┌─ ITEMS

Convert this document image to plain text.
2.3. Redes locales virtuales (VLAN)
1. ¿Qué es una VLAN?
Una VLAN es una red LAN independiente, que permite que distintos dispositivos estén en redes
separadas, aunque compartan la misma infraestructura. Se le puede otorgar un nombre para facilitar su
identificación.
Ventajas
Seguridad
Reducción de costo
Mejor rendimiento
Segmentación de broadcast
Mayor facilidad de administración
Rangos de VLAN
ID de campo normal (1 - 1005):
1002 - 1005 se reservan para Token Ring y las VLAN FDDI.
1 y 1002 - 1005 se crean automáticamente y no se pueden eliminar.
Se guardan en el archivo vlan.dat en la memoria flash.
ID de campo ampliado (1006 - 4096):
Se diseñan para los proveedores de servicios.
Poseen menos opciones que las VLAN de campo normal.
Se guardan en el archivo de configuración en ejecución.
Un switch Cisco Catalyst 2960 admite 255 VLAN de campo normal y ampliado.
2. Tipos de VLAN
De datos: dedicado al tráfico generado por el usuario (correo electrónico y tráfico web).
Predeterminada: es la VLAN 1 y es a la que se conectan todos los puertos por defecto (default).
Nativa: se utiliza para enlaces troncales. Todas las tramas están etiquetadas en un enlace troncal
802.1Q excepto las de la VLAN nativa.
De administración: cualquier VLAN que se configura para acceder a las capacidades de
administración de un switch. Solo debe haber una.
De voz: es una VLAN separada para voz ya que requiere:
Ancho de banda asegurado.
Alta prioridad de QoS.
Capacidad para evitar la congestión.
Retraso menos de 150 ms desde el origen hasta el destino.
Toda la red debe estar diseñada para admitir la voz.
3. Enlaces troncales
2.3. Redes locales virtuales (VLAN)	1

└─

• SET TASK: State how many lines include the string "switch", and nothing more.

• SOLVED EXERCISE: 2